Ein Berliner Student gründet die erste Online Universität für Flüchtlinge. Sein Name ist Markus Kreßler. Er ist 25 Jahre alt und studiert an der Freien Universität Berlin Psychologie und Wirtschaftswissenschaften. Als er erfuhr, welch große bürokratische Hürden für Flüchtlinge bestehen zu studieren, beziehungsweise ihr Studium, das sie im Heimatland begannen, in Deutschland fortzusetzen, schritt er zur Tat. Bis man als Flüchtling in Deutschland alle erforderlichen Papiere beisammen hat, um sein Studium anerkennen zu lassen, kann es passieren, dass man bereits wieder abgeschoben wird. Meistens hat man als Asylsuchender keine wirkliche Gelegenheit den Papierkram zu erledigen. Dafür muss man mobil sein. Die Strukturen kennen. Der Staat muss auf so etwas eingerichtet sein. Unser Staat ist aber nur auf Verwahrung eingerichtet. Nicht auf die Ermöglichung eines normalen Lebens mit Zukunftschancen. Vielfach scheitert der Versuch, sich als Akademiker anerkennen zu lassen natürlich auch an mangelnden Sprachkenntnissen. Die wenigsten Mitarbeiter einer Ausländerbehörde oder eines Asylbewerberheims beherrschen Grundkenntnisse in Englisch oder Französisch, so dass sie behilflich sein können.
Der famose Student Kreßler gründete gemeinsam mit Kommilitonen und zwei weiteren Flüchtlingen die Online Uni „Wings University“. Das Team arbeitet ehrenamtlich. Sie konnten acht Professoren für ihr Projekt gewinnen. Für die erforderlichen Kosten (pro Student und Jahr circa 650 Euro) erhoffen sie sich staatliche Förderung. Damit man auf der Wings University als Student nicht nur den Gasthörerstatus inne hat, sondern mit staatlich anerkanntem Abschluss studieren kann, benötigt das Projekt kooperierende Universitäten. Um sich die Verwaltung und andere Infrastruktur „ausleihen“ zu können. Das Studium muss kostenlos sein, klar. Man benötigt lediglich einen Tablet und einen Internetanschluss. Das ist an sich bereits die erste große Hürde. Asylbewerberheime haben oft keinen Internetanschluss. Also haben Kreßler und seine Leute gedacht, dass die Inhalte auch offline verfügbar sein müssen. Und wer keinen Tablet hat, soll eines ausgeliehen bekommen. Die ersten drei angebotenen Studiengänge sind Wirtschaftswissenschaften, Informatik und Ingenieurwissenschaften. Es haben sich bereits 3000 Interessierte bei der Wings University gemeldet. 2016 soll das erste Semester beginnen.

* AUFTRAG A *
Übertragen Sie den folgenden Satz aus dem Textabschnitt über die Wings University ins Englische: „Es haben sich bereits 3000 Interessierte bei der Wings University gemeldet.“
* AUFTRAG B *
Welche drei Studiengänge werden laut dem Textabschnitt über die Wings University zuerst angeboten?
* AUFTRAG C *
Setzen Sie den Textabschnitt über die Wings University im Anschluss an seinen letzten Satz fort.

* ERFASSTE DATEN *
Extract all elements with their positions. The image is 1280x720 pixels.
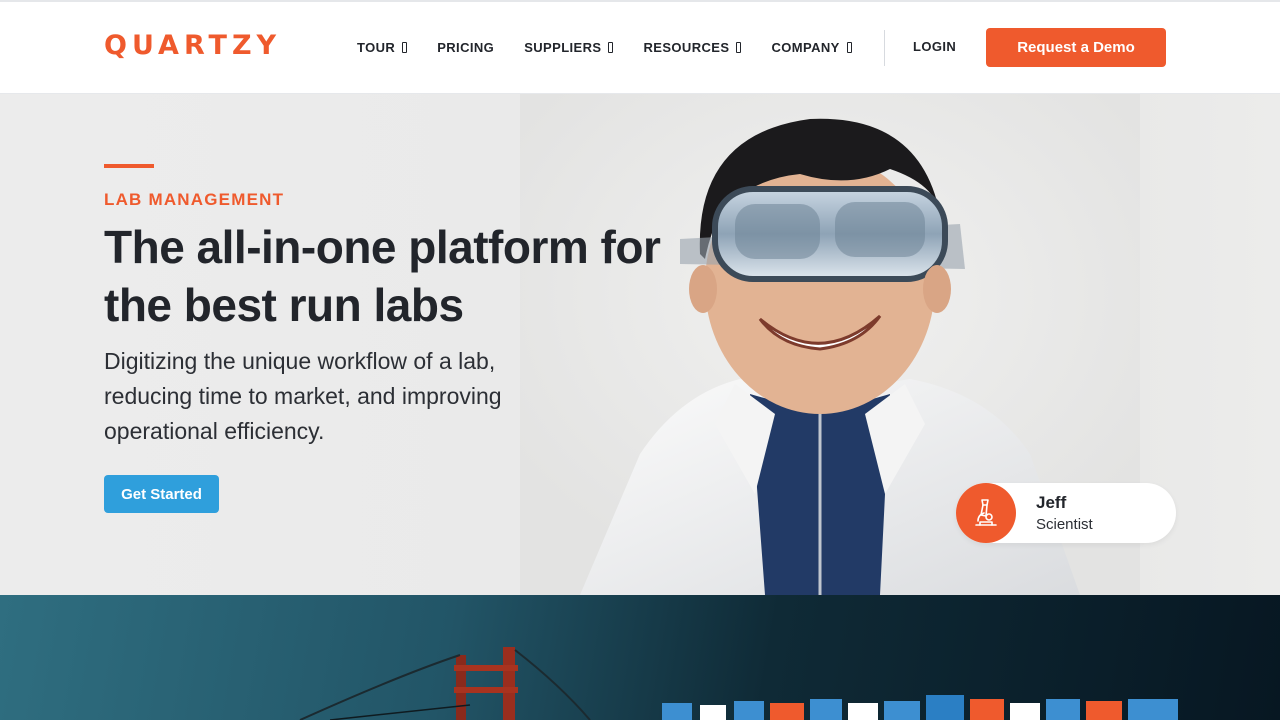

* ANTWORT A *
3,000 interested people have already registered with Wings University.

* ANTWORT B *
Wirtschaftswissenschaften, Informatik und Ingenieurwissenschaften.

* ANTWORT C *
Ich bin mir ziemlich sicher, dass das Team um Kreßler Geld und Dozenten benötigen kann. Und Entwickler, die Apps programmieren können.
Nach all den schrecklichen Nachrichten, die uns die letzten Tage erreichten, (angezündete Asylbewerberheime, Erniedrigung und Misshandlung von Bundespolizisten an Flüchtlingen) bin ich froh, auch einmal eine solche Nachricht vermelden zu dürfen. Ich dachte mir, vielleicht freut es auch die Leser dieser Theaterkolumne, das zu erfahren.
Wer könnte was tun?
Journalistenkollegen: Verbreitet die Nachricht!
Sponsoren, Politiker, Vermögende: Öffnet eure Portemonnaies und gebt das erforderliche Geld! Sichert langfristige Finanzierungen.
Mitarbeiter von europäischen Fonds: Meldet euch bei der Wings University und macht auf Geldtöpfe aufmerksam. Besser noch: Helft Anträge auszufüllen!
Professoren, Dozenten, Dekane: Macht mit und werdet Lehrer für Flüchtlinge! Arbeitet Online-Programme aus.
Bürger aller Art: Macht Druck auf die Asylbewerberheime in euerer Umgebung und sorgt dafür, damit Unterkünfte mit W-Lan und Tablets ausgestattet werden!
Rentner mit Tagesfreizeit: Helft Flüchtlingen bei erforderlichen Wegen in den Behörden!
Übersetzer und Dolmetscher: Übersetzt und dolmetscht!
Markus Kreßler übrigens hat auf die Frage nach seiner Motivation in einem sehr schönen Interview, das er der Vice gab, mit folgendem Sprichwort geantwortet:
„Wer eine Schule öffnet, schließt ein Gefängnis“.
Mely Kiyak
PS: Hier erfuhr ich von dem Projekt.
Homepage der Wings Uni.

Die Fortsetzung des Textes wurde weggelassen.